What the task asks —
Using the listing below, extract each line that has the word "label" in it.

[Stored entries]
##########

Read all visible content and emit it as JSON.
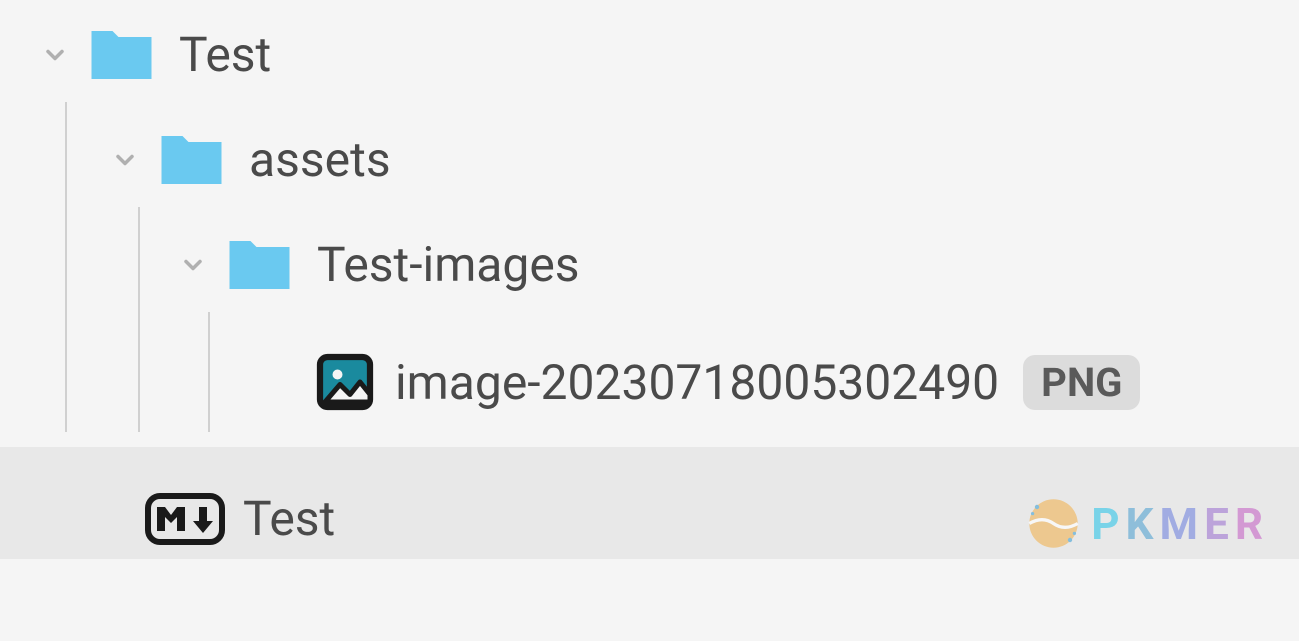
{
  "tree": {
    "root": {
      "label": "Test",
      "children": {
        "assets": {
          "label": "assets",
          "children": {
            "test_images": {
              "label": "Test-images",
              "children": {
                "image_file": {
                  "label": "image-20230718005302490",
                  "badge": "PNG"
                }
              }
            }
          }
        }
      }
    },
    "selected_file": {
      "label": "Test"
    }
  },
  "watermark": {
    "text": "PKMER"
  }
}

##########

Answer to this problem —
      "label": "Test",
          "label": "assets",
              "label": "Test-images",
                  "label": "image-20230718005302490",
      "label": "Test"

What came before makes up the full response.